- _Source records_

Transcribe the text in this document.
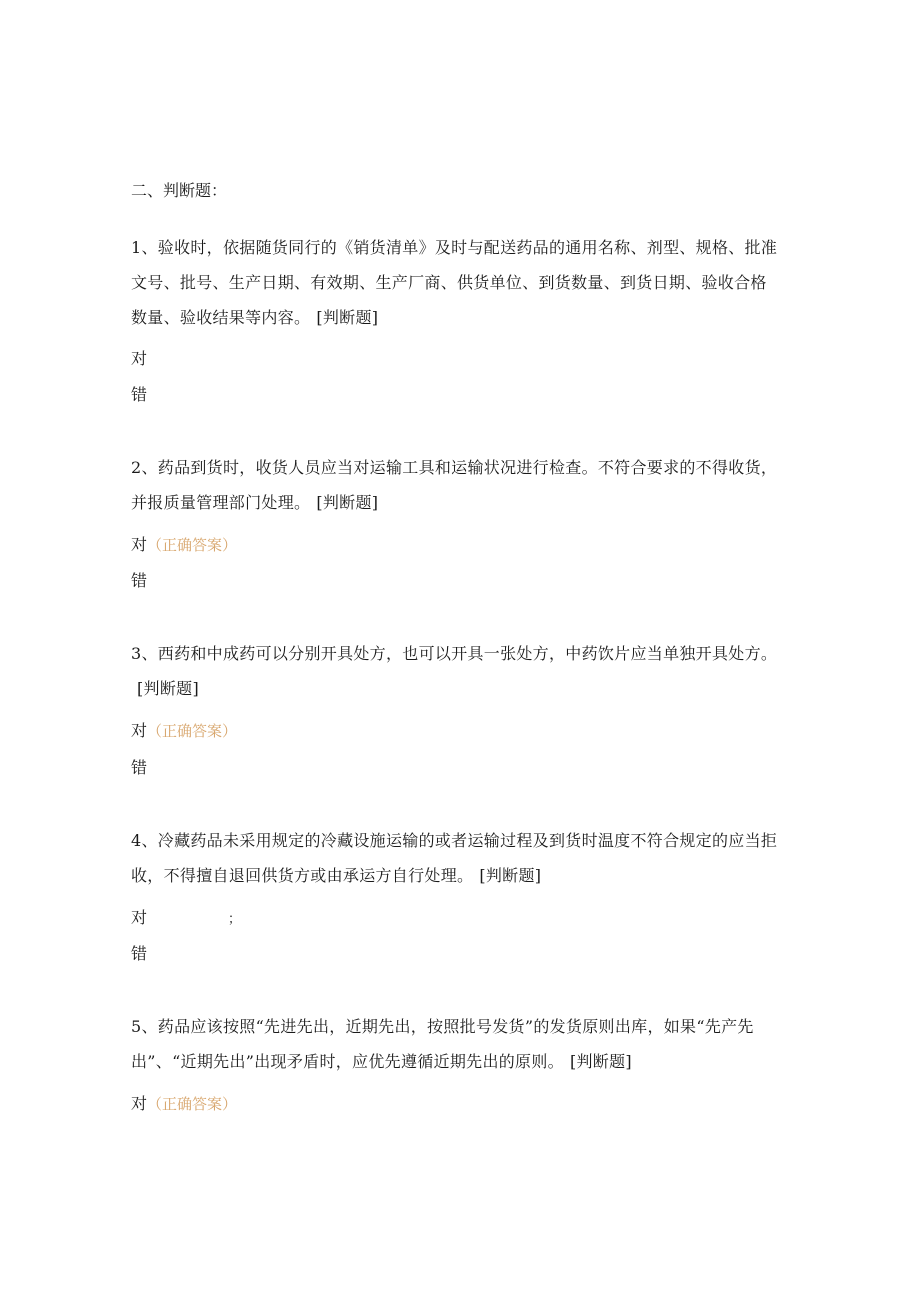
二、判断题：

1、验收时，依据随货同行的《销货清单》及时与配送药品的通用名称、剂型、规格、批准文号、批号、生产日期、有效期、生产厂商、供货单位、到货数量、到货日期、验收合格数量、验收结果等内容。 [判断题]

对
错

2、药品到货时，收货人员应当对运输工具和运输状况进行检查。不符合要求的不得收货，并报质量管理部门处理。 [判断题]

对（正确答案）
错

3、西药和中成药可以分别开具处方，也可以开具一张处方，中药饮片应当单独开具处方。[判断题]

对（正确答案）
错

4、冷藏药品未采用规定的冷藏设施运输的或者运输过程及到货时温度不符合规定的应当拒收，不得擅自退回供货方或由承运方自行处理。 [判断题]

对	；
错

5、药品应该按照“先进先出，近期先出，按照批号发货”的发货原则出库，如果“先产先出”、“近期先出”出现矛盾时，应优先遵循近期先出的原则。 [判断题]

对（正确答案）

---

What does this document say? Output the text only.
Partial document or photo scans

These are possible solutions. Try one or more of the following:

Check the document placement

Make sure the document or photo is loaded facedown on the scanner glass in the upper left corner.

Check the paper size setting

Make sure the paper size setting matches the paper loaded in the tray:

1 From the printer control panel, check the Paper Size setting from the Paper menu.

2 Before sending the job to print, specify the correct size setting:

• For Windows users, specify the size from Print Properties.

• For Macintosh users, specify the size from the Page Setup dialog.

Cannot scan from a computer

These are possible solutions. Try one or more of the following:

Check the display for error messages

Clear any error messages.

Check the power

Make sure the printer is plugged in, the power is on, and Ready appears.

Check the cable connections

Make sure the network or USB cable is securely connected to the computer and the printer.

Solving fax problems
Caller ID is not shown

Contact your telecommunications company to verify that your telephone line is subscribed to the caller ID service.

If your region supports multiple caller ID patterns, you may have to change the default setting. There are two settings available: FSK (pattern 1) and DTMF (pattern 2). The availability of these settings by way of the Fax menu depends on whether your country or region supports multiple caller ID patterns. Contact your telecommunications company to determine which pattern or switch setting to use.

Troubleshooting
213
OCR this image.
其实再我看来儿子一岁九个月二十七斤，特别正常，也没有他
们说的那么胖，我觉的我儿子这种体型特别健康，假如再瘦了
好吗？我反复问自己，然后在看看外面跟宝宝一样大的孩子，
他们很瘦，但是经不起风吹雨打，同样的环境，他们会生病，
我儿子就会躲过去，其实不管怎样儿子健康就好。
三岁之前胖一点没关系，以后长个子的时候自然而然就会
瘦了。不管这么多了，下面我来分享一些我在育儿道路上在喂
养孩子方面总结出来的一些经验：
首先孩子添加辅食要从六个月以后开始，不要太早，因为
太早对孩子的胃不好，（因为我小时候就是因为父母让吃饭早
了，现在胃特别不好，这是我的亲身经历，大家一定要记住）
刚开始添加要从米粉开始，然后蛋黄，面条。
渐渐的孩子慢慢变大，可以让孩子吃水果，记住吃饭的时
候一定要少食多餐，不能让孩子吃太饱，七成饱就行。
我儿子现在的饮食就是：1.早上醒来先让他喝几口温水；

==

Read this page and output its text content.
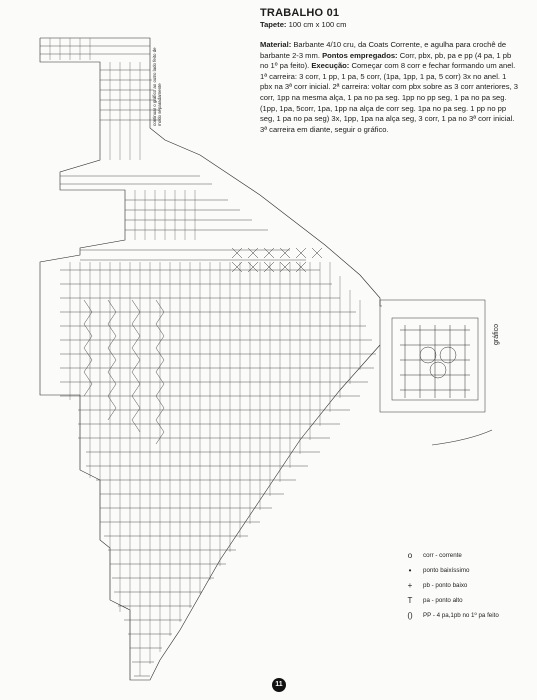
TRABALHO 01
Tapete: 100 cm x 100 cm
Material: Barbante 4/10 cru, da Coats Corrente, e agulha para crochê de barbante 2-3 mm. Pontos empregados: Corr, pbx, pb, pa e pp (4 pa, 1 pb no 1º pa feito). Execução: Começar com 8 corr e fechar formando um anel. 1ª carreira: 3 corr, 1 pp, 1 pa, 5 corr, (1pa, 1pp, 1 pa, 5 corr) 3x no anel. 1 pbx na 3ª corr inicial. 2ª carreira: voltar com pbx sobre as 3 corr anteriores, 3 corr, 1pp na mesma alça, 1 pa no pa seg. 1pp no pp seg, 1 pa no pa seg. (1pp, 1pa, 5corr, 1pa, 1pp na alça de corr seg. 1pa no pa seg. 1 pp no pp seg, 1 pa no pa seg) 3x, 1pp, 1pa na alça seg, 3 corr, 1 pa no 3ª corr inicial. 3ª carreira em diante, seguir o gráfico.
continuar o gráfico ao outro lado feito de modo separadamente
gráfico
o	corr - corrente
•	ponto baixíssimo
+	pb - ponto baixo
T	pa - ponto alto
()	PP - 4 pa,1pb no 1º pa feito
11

- _EXERCISE PROMPT_
Of the lines in this listing, how many contain "users"? Reply with the number and nothing more.

- _RESPONSE FOR THIS EXERCISE_
2